→ What is needed
What follows is a listing; give it again exactly, in its entirety.

→ Available records

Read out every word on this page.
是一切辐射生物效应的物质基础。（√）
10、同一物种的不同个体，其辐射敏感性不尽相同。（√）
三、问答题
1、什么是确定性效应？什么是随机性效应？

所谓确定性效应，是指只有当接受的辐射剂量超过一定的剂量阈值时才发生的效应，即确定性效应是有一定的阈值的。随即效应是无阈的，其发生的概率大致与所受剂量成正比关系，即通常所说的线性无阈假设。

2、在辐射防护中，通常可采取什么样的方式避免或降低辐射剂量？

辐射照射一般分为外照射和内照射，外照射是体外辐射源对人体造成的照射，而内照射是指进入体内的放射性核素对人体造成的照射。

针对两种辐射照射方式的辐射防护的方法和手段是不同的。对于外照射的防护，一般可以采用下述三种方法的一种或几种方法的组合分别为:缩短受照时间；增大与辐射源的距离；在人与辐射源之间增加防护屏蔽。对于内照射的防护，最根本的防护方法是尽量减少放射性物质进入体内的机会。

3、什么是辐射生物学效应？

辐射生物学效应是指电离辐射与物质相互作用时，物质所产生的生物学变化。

→ The completed task
Read out every word on this page.
是一切辐射生物效应的物质基础。（√）
10、同一物种的不同个体，其辐射敏感性不尽相同。（√）
三、问答题
1、什么是确定性效应？什么是随机性效应？

所谓确定性效应，是指只有当接受的辐射剂量超过一定的剂量阈值时才发生的效应，即确定性效应是有一定的阈值的。随即效应是无阈的，其发生的概率大致与所受剂量成正比关系，即通常所说的线性无阈假设。

2、在辐射防护中，通常可采取什么样的方式避免或降低辐射剂量？

辐射照射一般分为外照射和内照射，外照射是体外辐射源对人体造成的照射，而内照射是指进入体内的放射性核素对人体造成的照射。

针对两种辐射照射方式的辐射防护的方法和手段是不同的。对于外照射的防护，一般可以采用下述三种方法的一种或几种方法的组合分别为:缩短受照时间；增大与辐射源的距离；在人与辐射源之间增加防护屏蔽。对于内照射的防护，最根本的防护方法是尽量减少放射性物质进入体内的机会。

3、什么是辐射生物学效应？

辐射生物学效应是指电离辐射与物质相互作用时，物质所产生的生物学变化。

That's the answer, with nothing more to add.